Rows from a layout dataset
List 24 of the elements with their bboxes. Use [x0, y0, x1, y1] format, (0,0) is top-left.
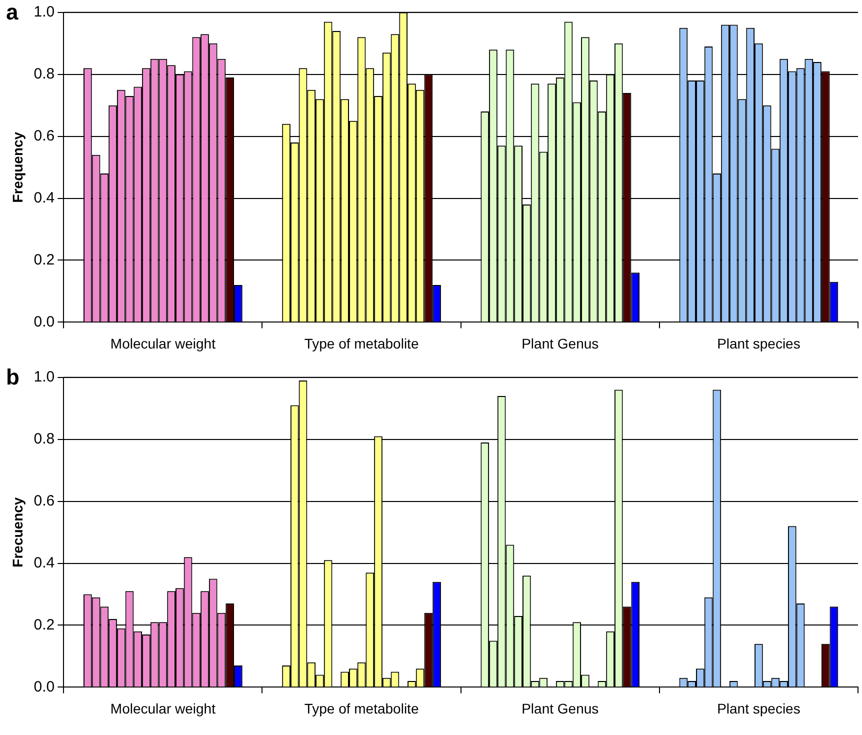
y-tick-label: 0.0: [34, 678, 55, 696]
y-tick-label: 1.0: [34, 368, 55, 386]
y-axis-title: Frecuency: [9, 497, 26, 568]
x-tick-label: Type of metabolite: [304, 335, 419, 352]
x-tick-label: Molecular weight: [110, 700, 216, 716]
y-tick-label: 0.2: [34, 616, 55, 634]
y-tick-label: 0.8: [34, 66, 55, 82]
y-tick-label: 0.0: [34, 313, 55, 330]
y-tick-label: 0.6: [34, 492, 55, 510]
chart-title: a: [6, 0, 19, 24]
x-tick-label: Plant species: [717, 700, 800, 716]
y-tick-label: 0.6: [34, 127, 55, 144]
x-tick-label: Plant Genus: [522, 335, 599, 352]
x-tick-label: Plant Genus: [522, 700, 599, 716]
y-tick-label: 0.8: [34, 430, 55, 448]
x-tick-label: Type of metabolite: [304, 700, 419, 716]
chart-title: b: [6, 364, 20, 390]
y-tick-label: 0.4: [34, 189, 55, 206]
x-tick-label: Plant species: [717, 335, 800, 352]
y-tick-label: 0.4: [34, 554, 55, 572]
y-axis-title: Frequency: [9, 132, 26, 203]
x-tick-label: Molecular weight: [110, 335, 216, 352]
y-tick-label: 0.2: [34, 251, 55, 268]
y-tick-label: 1.0: [34, 4, 55, 21]
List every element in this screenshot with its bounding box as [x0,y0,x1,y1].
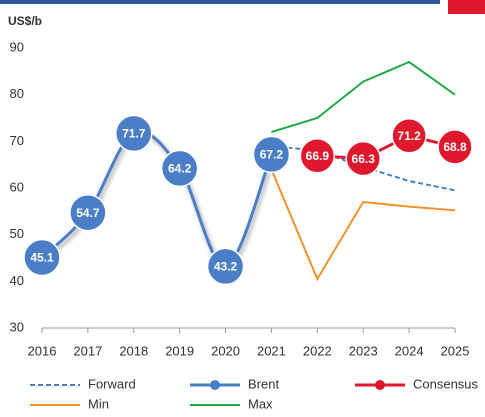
data-label: 66.9 [306,149,330,163]
x-tick-label: 2022 [303,343,332,358]
legend-marker [210,380,220,390]
marker [206,247,245,286]
marker [299,138,336,174]
y-tick-label: 70 [10,133,24,148]
data-label: 68.8 [443,140,467,154]
legend-marker [375,380,385,390]
x-tick-label: 2023 [349,343,378,358]
marker [23,238,61,277]
data-label: 45.1 [30,251,54,265]
x-tick-label: 2021 [257,343,286,358]
x-tick-label: 2018 [119,343,148,358]
marker [345,140,381,177]
y-tick-label: 50 [10,226,24,241]
data-label: 43.2 [214,260,238,274]
legend-label: Brent [248,376,279,391]
marker [160,149,199,188]
y-tick-label: 30 [10,319,24,334]
marker [437,129,473,165]
series-line [270,168,456,282]
series-line [271,60,456,133]
data-label: 71.7 [122,127,146,141]
x-tick-label: 2016 [28,343,57,358]
data-label: 66.3 [352,152,376,166]
legend-label: Forward [88,376,136,391]
y-tick-label: 40 [10,273,24,288]
series-line [317,134,456,161]
marker [69,193,107,232]
y-axis-label: US$/b [8,14,42,28]
marker [252,135,291,174]
legend-label: Consensus [413,376,479,391]
x-tick-label: 2024 [395,343,424,358]
header-bar [0,0,440,4]
x-tick-label: 2019 [165,343,194,358]
data-label: 67.2 [260,148,284,162]
data-label: 64.2 [168,162,192,176]
y-tick-label: 80 [10,86,24,101]
header-logo [448,0,485,14]
x-tick-label: 2020 [211,343,240,358]
data-label: 54.7 [76,206,100,220]
data-label: 71.2 [397,129,421,143]
legend-label: Min [88,396,109,411]
x-tick-label: 2025 [441,343,470,358]
x-tick-label: 2017 [73,343,102,358]
marker [115,114,153,153]
y-tick-label: 60 [10,179,24,194]
marker [391,117,427,154]
legend-label: Max [248,396,273,411]
y-tick-label: 90 [10,39,24,54]
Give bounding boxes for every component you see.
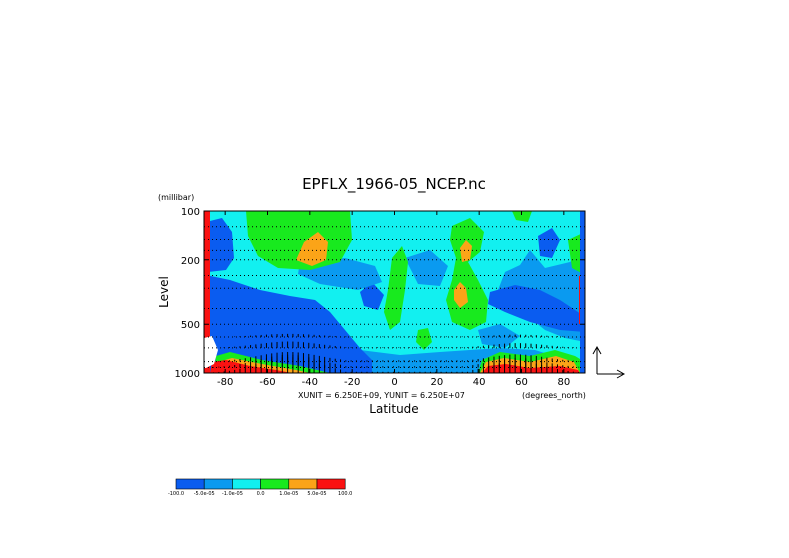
- x-tick-label: -20: [344, 377, 360, 388]
- colorbar-label: 1.0e-05: [279, 491, 298, 497]
- contour-region-mid-pos-left: [296, 232, 328, 266]
- colorbar-swatch: [288, 478, 318, 490]
- reference-vector-y-head: [592, 345, 602, 355]
- x-tick-label: -40: [302, 377, 318, 388]
- contour-region-strong-neg-upper-left: [206, 218, 234, 272]
- contour-region-strong-neg-upper-right: [538, 228, 560, 258]
- colorbar-swatch: [316, 478, 346, 490]
- x-tick-label: -60: [259, 377, 275, 388]
- colorbar-swatch: [175, 478, 205, 490]
- y-tick-label: 500: [181, 320, 200, 331]
- colorbar-label: 5.0e-05: [307, 491, 326, 497]
- right-edge-strip: [580, 211, 585, 373]
- x-tick-label: 60: [515, 377, 528, 388]
- colorbar-label: -1.0e-05: [222, 491, 243, 497]
- contour-region-strong-pos-left-edge: [204, 211, 210, 373]
- y-tick-label: 1000: [175, 369, 200, 380]
- contour-region-weak-pos-center-small: [416, 328, 432, 350]
- x-tick-label: 40: [473, 377, 486, 388]
- colorbar-swatch: [260, 478, 290, 490]
- colorbar-label: -100.0: [168, 491, 184, 497]
- x-tick-label: 20: [430, 377, 443, 388]
- x-axis-ticks: -80 -60 -40 -20 0 20 40 60 80: [217, 211, 570, 388]
- vector-scale-label: XUNIT = 6.250E+09, YUNIT = 6.250E+07: [298, 391, 465, 400]
- x-tick-label: 80: [557, 377, 570, 388]
- x-tick-label: -80: [217, 377, 233, 388]
- reference-vector-x-head: [616, 369, 626, 379]
- x-tick-label: 0: [391, 377, 397, 388]
- x-axis-label: Latitude: [369, 402, 418, 416]
- contour-region-weak-neg-mid2: [405, 250, 448, 286]
- contour-field: [204, 211, 585, 373]
- chart-title: EPFLX_1966-05_NCEP.nc: [302, 175, 486, 194]
- y-tick-label: 100: [181, 207, 200, 218]
- ep-flux-vectors: [213, 333, 580, 373]
- colorbar-label: 100.0: [338, 491, 352, 497]
- colorbar-labels: -100.0 -5.0e-05 -1.0e-05 0.0 1.0e-05 5.0e-05 1…: [168, 491, 352, 497]
- colorbar-swatch: [232, 478, 261, 490]
- y-axis-ticks: 100 200 500 1000: [175, 207, 585, 380]
- colorbar: [175, 478, 346, 490]
- y-tick-label: 200: [181, 256, 200, 267]
- contour-region-strong-neg-mid: [360, 282, 384, 310]
- colorbar-label: 0.0: [257, 491, 265, 497]
- colorbar-label: -5.0e-05: [194, 491, 215, 497]
- contour-region-weak-pos-right-top: [512, 211, 532, 222]
- reference-vector: [592, 345, 626, 379]
- contour-region-mid-pos-right-a: [460, 240, 472, 262]
- colorbar-swatch: [203, 478, 233, 490]
- y-axis-label: Level: [157, 276, 171, 308]
- y-axis-unit: (millibar): [158, 193, 194, 202]
- no-data-region: [204, 336, 218, 368]
- x-axis-unit: (degrees_north): [522, 391, 586, 400]
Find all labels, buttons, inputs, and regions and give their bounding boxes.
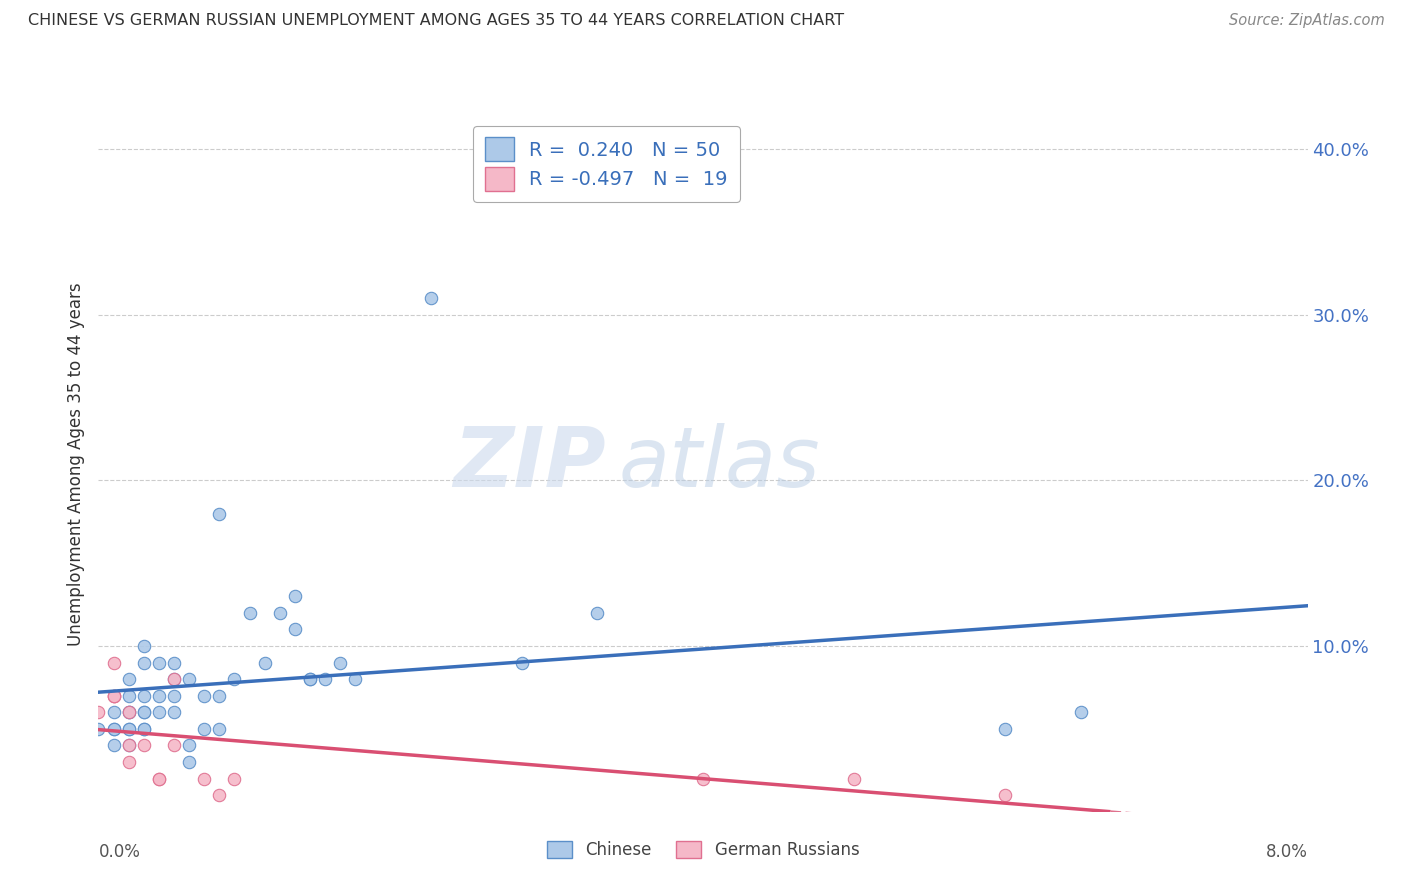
Text: 0.0%: 0.0% xyxy=(98,843,141,861)
Text: 8.0%: 8.0% xyxy=(1265,843,1308,861)
Point xyxy=(163,656,186,670)
Point xyxy=(163,706,186,720)
Point xyxy=(994,722,1017,736)
Point xyxy=(692,772,714,786)
Point xyxy=(510,656,533,670)
Text: Source: ZipAtlas.com: Source: ZipAtlas.com xyxy=(1229,13,1385,29)
Point xyxy=(208,722,231,736)
Legend: Chinese, German Russians: Chinese, German Russians xyxy=(540,835,866,866)
Point xyxy=(208,507,231,521)
Point xyxy=(208,689,231,703)
Point xyxy=(87,722,110,736)
Point xyxy=(193,772,215,786)
Point xyxy=(224,672,246,686)
Point xyxy=(994,788,1017,802)
Point xyxy=(132,722,155,736)
Point xyxy=(118,706,141,720)
Point xyxy=(269,606,291,620)
Point xyxy=(148,689,170,703)
Point xyxy=(132,706,155,720)
Point xyxy=(118,739,141,753)
Point xyxy=(148,772,170,786)
Point xyxy=(193,689,215,703)
Point xyxy=(103,739,125,753)
Point xyxy=(163,739,186,753)
Point xyxy=(118,672,141,686)
Point xyxy=(344,672,367,686)
Text: ZIP: ZIP xyxy=(454,424,606,504)
Point xyxy=(844,772,866,786)
Point xyxy=(148,656,170,670)
Point xyxy=(224,772,246,786)
Text: CHINESE VS GERMAN RUSSIAN UNEMPLOYMENT AMONG AGES 35 TO 44 YEARS CORRELATION CHA: CHINESE VS GERMAN RUSSIAN UNEMPLOYMENT A… xyxy=(28,13,844,29)
Point xyxy=(179,672,201,686)
Point xyxy=(148,706,170,720)
Point xyxy=(179,755,201,769)
Point xyxy=(103,706,125,720)
Point xyxy=(193,722,215,736)
Point xyxy=(1070,706,1092,720)
Point xyxy=(118,722,141,736)
Point xyxy=(132,722,155,736)
Point xyxy=(284,590,307,604)
Point xyxy=(329,656,352,670)
Point xyxy=(118,739,141,753)
Point xyxy=(299,672,322,686)
Point xyxy=(163,672,186,686)
Point xyxy=(132,639,155,653)
Point xyxy=(118,706,141,720)
Point xyxy=(118,689,141,703)
Point xyxy=(299,672,322,686)
Point xyxy=(118,722,141,736)
Point xyxy=(239,606,262,620)
Point xyxy=(284,623,307,637)
Point xyxy=(132,739,155,753)
Point xyxy=(132,689,155,703)
Point xyxy=(103,689,125,703)
Point xyxy=(103,656,125,670)
Point xyxy=(87,706,110,720)
Point xyxy=(314,672,336,686)
Y-axis label: Unemployment Among Ages 35 to 44 years: Unemployment Among Ages 35 to 44 years xyxy=(66,282,84,646)
Point xyxy=(118,755,141,769)
Point xyxy=(103,689,125,703)
Point xyxy=(253,656,276,670)
Point xyxy=(132,656,155,670)
Point xyxy=(208,788,231,802)
Point xyxy=(148,772,170,786)
Point xyxy=(103,722,125,736)
Point xyxy=(118,706,141,720)
Point xyxy=(103,722,125,736)
Point xyxy=(179,739,201,753)
Point xyxy=(103,689,125,703)
Point xyxy=(163,672,186,686)
Text: atlas: atlas xyxy=(619,424,820,504)
Point xyxy=(132,706,155,720)
Point xyxy=(163,689,186,703)
Point xyxy=(586,606,609,620)
Point xyxy=(419,291,441,305)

# [WHAT THIS TASK INVOLVES]
Copy the entries above verbatim, starting at the line containing "y-tick-label: 0.0: [34, 678, 55, 696]" and ending at the line containing "List every element".

# [THE COMPLETED TASK]
y-tick-label: 0.0: [34, 678, 55, 696]
y-tick-label: 1.0: [34, 368, 55, 386]
y-axis-title: Frecuency: [9, 497, 26, 568]
x-tick-label: Type of metabolite: [304, 335, 419, 352]
x-tick-label: Molecular weight: [110, 700, 216, 716]
y-tick-label: 0.2: [34, 616, 55, 634]
y-tick-label: 0.8: [34, 66, 55, 82]
y-tick-label: 0.0: [34, 313, 55, 330]
y-tick-label: 0.6: [34, 492, 55, 510]
chart-title: a: [6, 0, 19, 24]
x-tick-label: Plant species: [717, 700, 800, 716]
y-tick-label: 0.6: [34, 127, 55, 144]
x-tick-label: Plant Genus: [522, 335, 599, 352]
x-tick-label: Plant Genus: [522, 700, 599, 716]
y-tick-label: 0.8: [34, 430, 55, 448]
x-tick-label: Type of metabolite: [304, 700, 419, 716]
chart-title: b: [6, 364, 20, 390]
y-tick-label: 0.4: [34, 189, 55, 206]
x-tick-label: Plant species: [717, 335, 800, 352]
y-tick-label: 0.4: [34, 554, 55, 572]
y-axis-title: Frequency: [9, 132, 26, 203]
x-tick-label: Molecular weight: [110, 335, 216, 352]
y-tick-label: 0.2: [34, 251, 55, 268]
y-tick-label: 1.0: [34, 4, 55, 21]
List every element in this screenshot with its bounding box as [x0,y0,x1,y1].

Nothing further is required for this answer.